Texto fuente:
____________________
Nieves Cabo, la primera gallega vacunada, en vez de decir lo que dijo debió de tener un recuerdo agradecido por la generosidad del Gobierno de Sánchez
02 ene 2021 . Actualizado a las 05:00 h.Hablando en sentido estricto solo el Supremo Hacedor puede arrogarse el derecho a inaugurar. Así lo hizo cuando creó los cielos y la tierra en aquellos seis días sin tregua, sin estar obligado por nadie ni recurrir a ningún presupuesto público. A partir de ese momento los inauguradores están pecando al menos de inmodestia porque suplantan al creador, menosprecian la soberanía popular y olvidan al contribuyente. Sin embargo pocos son los que resisten la tentación de colocar una placa de autoalabanza o de atribuirse méritos que no son suyos. Notable fue el caso de Fraga que no inaugura el consabido pantano, sino una cascada allí donde desemboca el río Xallas, aunque bien es verdad que dejando al margen al resto de la naturaleza circundante.
Ahora resulta que una diputada gallega sale de su anonimato para proclamar que «las vacunas las paga el Gobierno». El de Sánchez, aclara por si hubiera confusiones. Nieves Cabo, la primera gallega vacunada, en vez de decir lo que dijo debió de tener un recuerdo agradecido por esa generosidad gubernamental, o lucir algún tipo de distintivo, y sus compañeros de residencia bien pudieron entonar alguna canción dedicada al mandatario munificente. No lo hicieron los muy ingratos, a pesar de haber sido educados muchos de ellos en el sabio caciquismo de aquellos tiempos en los que cualquier servicio era un favor del señor correspondiente.
Ocurre que la parlamentaria, siendo como es socialista, debiera tener un arraigado sentimiento de lo público, y sin embargo lo que hace es privatizar la vacuna que ya no es de todos, sino del Gobierno. Su actitud es un paso más allá de aquella declaración de Carmen Calvo en la que aseguraba que el dinero público no es de nadie a fin de justificar determinados gastos de su etapa de ministra de Cultura. Las vacunas no son de todos ni de nadie, sino del presidente que las reparte como un bondadoso Papá Noel a unos ciudadanos que han prometido ser buenos.
____________________
Datos proporcionados:
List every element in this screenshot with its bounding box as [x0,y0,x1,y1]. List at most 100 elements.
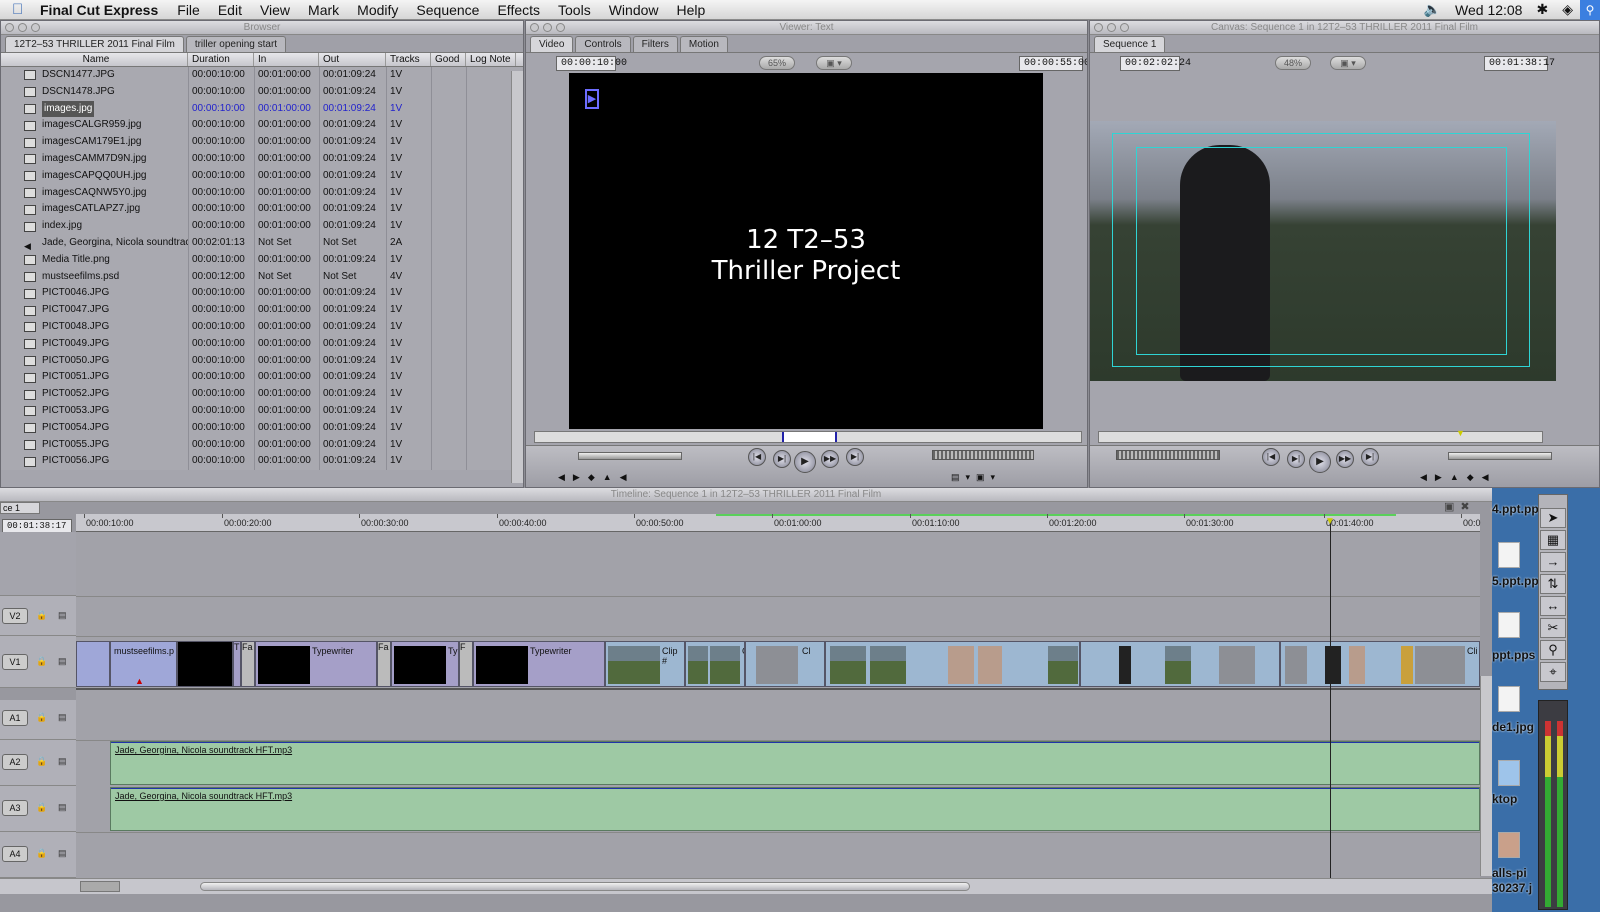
____________________
Lista de tareas:
1 - Escribe el fragmento del texto fuente comprendido entre "Ocurre que la" y "prometido ser buenos.", ambos incluidos.
2 - Retoma el artículo de opinión sobre las vacunas y el Gobierno de Sánchez y continúalo a partir de su última oración.

Respuestas:
1 -
Ocurre que la parlamentaria, siendo como es socialista, debiera tener un arraigado sentimiento de lo público, y sin embargo lo que hace es privatizar la vacuna que ya no es de todos, sino del Gobierno. Su actitud es un paso más allá de aquella declaración de Carmen Calvo en la que aseguraba que el dinero público no es de nadie a fin de justificar determinados gastos de su etapa de ministra de Cultura. Las vacunas no son de todos ni de nadie, sino del presidente que las reparte como un bondadoso Papá Noel a unos ciudadanos que han prometido ser buenos.

2 -
En los tiempos de Nieves, la abuela de Galicia, el cacique era equivalente a Dios en su jurisdicción hasta el punto de competir con el patrón de la parroquia. Muchas veces los gallegos de entonces no sabían si lo correcto era presentar la petición al santo o al influyente del lugar, tan bien retratado en Los gozos y las sombras en la figura de Cayetano Salgado. En todo caso el Estado era algo en lo que no se creía aunque lo hubiera, como las meigas, un alma en pena que residía lejos en la ciudad o en Madrid, y con el que solo se relacionaba precisamente el cacique mediante misteriosos sortilegios. En estos tiempos de hoy Nieves conservará la fe en los santos correspondientes, pero ya sabe que hay una administración que también vela por ella y le proporciona vacunas, por mucho que diga esa diputada que nunca debió salir de su merecido anonimato.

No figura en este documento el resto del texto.